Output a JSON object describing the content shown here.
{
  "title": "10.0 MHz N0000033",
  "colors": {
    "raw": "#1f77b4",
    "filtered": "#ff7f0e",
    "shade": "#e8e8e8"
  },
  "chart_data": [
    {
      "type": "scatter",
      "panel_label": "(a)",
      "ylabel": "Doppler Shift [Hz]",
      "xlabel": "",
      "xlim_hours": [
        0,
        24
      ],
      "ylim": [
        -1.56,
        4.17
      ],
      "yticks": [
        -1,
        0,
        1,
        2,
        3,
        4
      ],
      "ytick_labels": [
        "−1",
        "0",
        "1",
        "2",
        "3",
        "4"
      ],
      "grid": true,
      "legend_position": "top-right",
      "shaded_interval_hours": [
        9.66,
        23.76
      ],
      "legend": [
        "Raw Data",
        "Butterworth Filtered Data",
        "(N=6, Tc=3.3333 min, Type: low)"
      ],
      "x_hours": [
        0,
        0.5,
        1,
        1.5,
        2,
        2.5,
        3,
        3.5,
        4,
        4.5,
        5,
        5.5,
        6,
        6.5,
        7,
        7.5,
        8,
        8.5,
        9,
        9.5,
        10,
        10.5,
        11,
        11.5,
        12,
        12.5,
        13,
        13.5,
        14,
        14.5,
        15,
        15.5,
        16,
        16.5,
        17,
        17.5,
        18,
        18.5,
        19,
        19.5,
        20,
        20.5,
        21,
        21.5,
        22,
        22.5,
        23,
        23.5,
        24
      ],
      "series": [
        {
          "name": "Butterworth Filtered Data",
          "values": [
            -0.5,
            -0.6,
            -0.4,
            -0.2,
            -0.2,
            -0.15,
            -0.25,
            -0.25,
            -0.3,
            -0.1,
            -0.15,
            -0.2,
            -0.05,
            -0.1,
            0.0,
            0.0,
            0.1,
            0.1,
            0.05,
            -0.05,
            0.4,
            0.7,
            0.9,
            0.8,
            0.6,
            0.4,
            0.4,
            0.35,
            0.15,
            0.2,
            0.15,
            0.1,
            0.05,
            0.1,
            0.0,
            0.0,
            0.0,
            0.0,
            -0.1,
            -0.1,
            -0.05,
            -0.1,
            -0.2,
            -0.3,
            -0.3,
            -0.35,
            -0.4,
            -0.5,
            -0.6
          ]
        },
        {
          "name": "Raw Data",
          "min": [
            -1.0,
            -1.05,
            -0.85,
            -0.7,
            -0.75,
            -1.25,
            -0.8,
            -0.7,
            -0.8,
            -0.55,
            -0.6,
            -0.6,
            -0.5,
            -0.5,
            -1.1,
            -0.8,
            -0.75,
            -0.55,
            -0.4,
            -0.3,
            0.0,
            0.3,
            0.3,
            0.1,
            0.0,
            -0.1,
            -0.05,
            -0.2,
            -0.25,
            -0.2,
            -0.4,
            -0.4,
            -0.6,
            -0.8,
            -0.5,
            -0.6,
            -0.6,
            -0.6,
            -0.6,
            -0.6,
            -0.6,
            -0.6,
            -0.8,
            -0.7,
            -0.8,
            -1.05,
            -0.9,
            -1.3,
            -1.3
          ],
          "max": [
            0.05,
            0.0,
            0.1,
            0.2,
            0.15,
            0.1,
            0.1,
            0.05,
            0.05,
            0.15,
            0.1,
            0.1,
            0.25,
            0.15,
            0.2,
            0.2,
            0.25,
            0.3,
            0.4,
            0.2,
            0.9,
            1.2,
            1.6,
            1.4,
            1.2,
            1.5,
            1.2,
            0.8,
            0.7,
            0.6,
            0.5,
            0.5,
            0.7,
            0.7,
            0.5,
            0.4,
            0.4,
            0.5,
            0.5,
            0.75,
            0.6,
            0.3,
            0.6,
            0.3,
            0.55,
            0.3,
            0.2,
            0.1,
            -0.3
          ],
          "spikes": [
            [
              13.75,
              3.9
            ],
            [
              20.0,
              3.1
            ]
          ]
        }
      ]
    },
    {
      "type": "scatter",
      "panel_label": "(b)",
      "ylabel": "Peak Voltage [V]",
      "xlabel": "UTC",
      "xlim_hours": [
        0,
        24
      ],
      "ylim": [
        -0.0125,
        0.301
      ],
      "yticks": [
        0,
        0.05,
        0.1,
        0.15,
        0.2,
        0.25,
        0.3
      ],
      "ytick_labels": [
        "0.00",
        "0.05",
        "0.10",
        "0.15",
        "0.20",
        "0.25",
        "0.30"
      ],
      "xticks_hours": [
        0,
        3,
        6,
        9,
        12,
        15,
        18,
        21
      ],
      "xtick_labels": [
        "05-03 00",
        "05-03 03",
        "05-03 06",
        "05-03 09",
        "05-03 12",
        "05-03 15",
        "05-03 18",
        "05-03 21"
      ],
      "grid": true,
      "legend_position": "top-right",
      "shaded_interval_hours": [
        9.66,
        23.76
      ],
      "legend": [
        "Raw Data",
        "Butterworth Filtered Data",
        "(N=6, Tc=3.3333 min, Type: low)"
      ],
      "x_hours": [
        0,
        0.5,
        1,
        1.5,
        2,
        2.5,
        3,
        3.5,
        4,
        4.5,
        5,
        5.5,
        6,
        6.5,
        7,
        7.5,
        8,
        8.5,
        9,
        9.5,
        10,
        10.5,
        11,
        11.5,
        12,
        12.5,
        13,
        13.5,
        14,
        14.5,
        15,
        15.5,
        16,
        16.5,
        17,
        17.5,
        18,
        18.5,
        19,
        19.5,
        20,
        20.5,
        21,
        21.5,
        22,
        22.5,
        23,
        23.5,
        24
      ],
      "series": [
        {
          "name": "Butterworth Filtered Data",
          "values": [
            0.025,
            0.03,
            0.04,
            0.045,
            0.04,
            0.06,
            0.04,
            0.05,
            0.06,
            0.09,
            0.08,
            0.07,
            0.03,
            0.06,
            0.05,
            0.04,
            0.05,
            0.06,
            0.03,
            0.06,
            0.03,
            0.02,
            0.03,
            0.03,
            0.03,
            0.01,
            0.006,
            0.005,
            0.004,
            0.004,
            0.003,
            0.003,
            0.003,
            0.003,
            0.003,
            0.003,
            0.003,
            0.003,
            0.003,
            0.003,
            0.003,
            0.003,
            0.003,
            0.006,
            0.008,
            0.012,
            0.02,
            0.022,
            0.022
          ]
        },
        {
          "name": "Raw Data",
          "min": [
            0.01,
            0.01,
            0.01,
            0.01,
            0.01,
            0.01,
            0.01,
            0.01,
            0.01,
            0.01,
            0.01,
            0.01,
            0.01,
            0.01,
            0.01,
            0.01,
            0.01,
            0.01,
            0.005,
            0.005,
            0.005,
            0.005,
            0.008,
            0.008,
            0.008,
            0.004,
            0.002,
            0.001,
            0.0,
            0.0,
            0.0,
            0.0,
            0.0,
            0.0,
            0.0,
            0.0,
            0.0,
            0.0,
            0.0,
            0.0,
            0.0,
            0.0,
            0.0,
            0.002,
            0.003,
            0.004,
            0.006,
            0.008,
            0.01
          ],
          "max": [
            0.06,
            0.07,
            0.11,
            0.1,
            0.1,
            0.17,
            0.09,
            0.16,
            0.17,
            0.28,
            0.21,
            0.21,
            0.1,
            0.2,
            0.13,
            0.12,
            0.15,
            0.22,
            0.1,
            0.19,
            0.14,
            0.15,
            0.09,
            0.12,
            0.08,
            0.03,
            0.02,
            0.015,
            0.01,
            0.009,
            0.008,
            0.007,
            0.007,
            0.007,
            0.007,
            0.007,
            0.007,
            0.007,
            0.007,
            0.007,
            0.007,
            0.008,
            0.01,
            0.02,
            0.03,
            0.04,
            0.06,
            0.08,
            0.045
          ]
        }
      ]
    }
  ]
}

----------

### What you should do
Reproduce the complete data exactly as presented above.

### Output of the exercise
Output a JSON object describing the content shown here.
{
  "title": "10.0 MHz N0000033",
  "colors": {
    "raw": "#1f77b4",
    "filtered": "#ff7f0e",
    "shade": "#e8e8e8"
  },
  "chart_data": [
    {
      "type": "scatter",
      "panel_label": "(a)",
      "ylabel": "Doppler Shift [Hz]",
      "xlabel": "",
      "xlim_hours": [
        0,
        24
      ],
      "ylim": [
        -1.56,
        4.17
      ],
      "yticks": [
        -1,
        0,
        1,
        2,
        3,
        4
      ],
      "ytick_labels": [
        "−1",
        "0",
        "1",
        "2",
        "3",
        "4"
      ],
      "grid": true,
      "legend_position": "top-right",
      "shaded_interval_hours": [
        9.66,
        23.76
      ],
      "legend": [
        "Raw Data",
        "Butterworth Filtered Data",
        "(N=6, Tc=3.3333 min, Type: low)"
      ],
      "x_hours": [
        0,
        0.5,
        1,
        1.5,
        2,
        2.5,
        3,
        3.5,
        4,
        4.5,
        5,
        5.5,
        6,
        6.5,
        7,
        7.5,
        8,
        8.5,
        9,
        9.5,
        10,
        10.5,
        11,
        11.5,
        12,
        12.5,
        13,
        13.5,
        14,
        14.5,
        15,
        15.5,
        16,
        16.5,
        17,
        17.5,
        18,
        18.5,
        19,
        19.5,
        20,
        20.5,
        21,
        21.5,
        22,
        22.5,
        23,
        23.5,
        24
      ],
      "series": [
        {
          "name": "Butterworth Filtered Data",
          "values": [
            -0.5,
            -0.6,
            -0.4,
            -0.2,
            -0.2,
            -0.15,
            -0.25,
            -0.25,
            -0.3,
            -0.1,
            -0.15,
            -0.2,
            -0.05,
            -0.1,
            0.0,
            0.0,
            0.1,
            0.1,
            0.05,
            -0.05,
            0.4,
            0.7,
            0.9,
            0.8,
            0.6,
            0.4,
            0.4,
            0.35,
            0.15,
            0.2,
            0.15,
            0.1,
            0.05,
            0.1,
            0.0,
            0.0,
            0.0,
            0.0,
            -0.1,
            -0.1,
            -0.05,
            -0.1,
            -0.2,
            -0.3,
            -0.3,
            -0.35,
            -0.4,
            -0.5,
            -0.6
          ]
        },
        {
          "name": "Raw Data",
          "min": [
            -1.0,
            -1.05,
            -0.85,
            -0.7,
            -0.75,
            -1.25,
            -0.8,
            -0.7,
            -0.8,
            -0.55,
            -0.6,
            -0.6,
            -0.5,
            -0.5,
            -1.1,
            -0.8,
            -0.75,
            -0.55,
            -0.4,
            -0.3,
            0.0,
            0.3,
            0.3,
            0.1,
            0.0,
            -0.1,
            -0.05,
            -0.2,
            -0.25,
            -0.2,
            -0.4,
            -0.4,
            -0.6,
            -0.8,
            -0.5,
            -0.6,
            -0.6,
            -0.6,
            -0.6,
            -0.6,
            -0.6,
            -0.6,
            -0.8,
            -0.7,
            -0.8,
            -1.05,
            -0.9,
            -1.3,
            -1.3
          ],
          "max": [
            0.05,
            0.0,
            0.1,
            0.2,
            0.15,
            0.1,
            0.1,
            0.05,
            0.05,
            0.15,
            0.1,
            0.1,
            0.25,
            0.15,
            0.2,
            0.2,
            0.25,
            0.3,
            0.4,
            0.2,
            0.9,
            1.2,
            1.6,
            1.4,
            1.2,
            1.5,
            1.2,
            0.8,
            0.7,
            0.6,
            0.5,
            0.5,
            0.7,
            0.7,
            0.5,
            0.4,
            0.4,
            0.5,
            0.5,
            0.75,
            0.6,
            0.3,
            0.6,
            0.3,
            0.55,
            0.3,
            0.2,
            0.1,
            -0.3
          ],
          "spikes": [
            [
              13.75,
              3.9
            ],
            [
              20.0,
              3.1
            ]
          ]
        }
      ]
    },
    {
      "type": "scatter",
      "panel_label": "(b)",
      "ylabel": "Peak Voltage [V]",
      "xlabel": "UTC",
      "xlim_hours": [
        0,
        24
      ],
      "ylim": [
        -0.0125,
        0.301
      ],
      "yticks": [
        0,
        0.05,
        0.1,
        0.15,
        0.2,
        0.25,
        0.3
      ],
      "ytick_labels": [
        "0.00",
        "0.05",
        "0.10",
        "0.15",
        "0.20",
        "0.25",
        "0.30"
      ],
      "xticks_hours": [
        0,
        3,
        6,
        9,
        12,
        15,
        18,
        21
      ],
      "xtick_labels": [
        "05-03 00",
        "05-03 03",
        "05-03 06",
        "05-03 09",
        "05-03 12",
        "05-03 15",
        "05-03 18",
        "05-03 21"
      ],
      "grid": true,
      "legend_position": "top-right",
      "shaded_interval_hours": [
        9.66,
        23.76
      ],
      "legend": [
        "Raw Data",
        "Butterworth Filtered Data",
        "(N=6, Tc=3.3333 min, Type: low)"
      ],
      "x_hours": [
        0,
        0.5,
        1,
        1.5,
        2,
        2.5,
        3,
        3.5,
        4,
        4.5,
        5,
        5.5,
        6,
        6.5,
        7,
        7.5,
        8,
        8.5,
        9,
        9.5,
        10,
        10.5,
        11,
        11.5,
        12,
        12.5,
        13,
        13.5,
        14,
        14.5,
        15,
        15.5,
        16,
        16.5,
        17,
        17.5,
        18,
        18.5,
        19,
        19.5,
        20,
        20.5,
        21,
        21.5,
        22,
        22.5,
        23,
        23.5,
        24
      ],
      "series": [
        {
          "name": "Butterworth Filtered Data",
          "values": [
            0.025,
            0.03,
            0.04,
            0.045,
            0.04,
            0.06,
            0.04,
            0.05,
            0.06,
            0.09,
            0.08,
            0.07,
            0.03,
            0.06,
            0.05,
            0.04,
            0.05,
            0.06,
            0.03,
            0.06,
            0.03,
            0.02,
            0.03,
            0.03,
            0.03,
            0.01,
            0.006,
            0.005,
            0.004,
            0.004,
            0.003,
            0.003,
            0.003,
            0.003,
            0.003,
            0.003,
            0.003,
            0.003,
            0.003,
            0.003,
            0.003,
            0.003,
            0.003,
            0.006,
            0.008,
            0.012,
            0.02,
            0.022,
            0.022
          ]
        },
        {
          "name": "Raw Data",
          "min": [
            0.01,
            0.01,
            0.01,
            0.01,
            0.01,
            0.01,
            0.01,
            0.01,
            0.01,
            0.01,
            0.01,
            0.01,
            0.01,
            0.01,
            0.01,
            0.01,
            0.01,
            0.01,
            0.005,
            0.005,
            0.005,
            0.005,
            0.008,
            0.008,
            0.008,
            0.004,
            0.002,
            0.001,
            0.0,
            0.0,
            0.0,
            0.0,
            0.0,
            0.0,
            0.0,
            0.0,
            0.0,
            0.0,
            0.0,
            0.0,
            0.0,
            0.0,
            0.0,
            0.002,
            0.003,
            0.004,
            0.006,
            0.008,
            0.01
          ],
          "max": [
            0.06,
            0.07,
            0.11,
            0.1,
            0.1,
            0.17,
            0.09,
            0.16,
            0.17,
            0.28,
            0.21,
            0.21,
            0.1,
            0.2,
            0.13,
            0.12,
            0.15,
            0.22,
            0.1,
            0.19,
            0.14,
            0.15,
            0.09,
            0.12,
            0.08,
            0.03,
            0.02,
            0.015,
            0.01,
            0.009,
            0.008,
            0.007,
            0.007,
            0.007,
            0.007,
            0.007,
            0.007,
            0.007,
            0.007,
            0.007,
            0.007,
            0.008,
            0.01,
            0.02,
            0.03,
            0.04,
            0.06,
            0.08,
            0.045
          ]
        }
      ]
    }
  ]
}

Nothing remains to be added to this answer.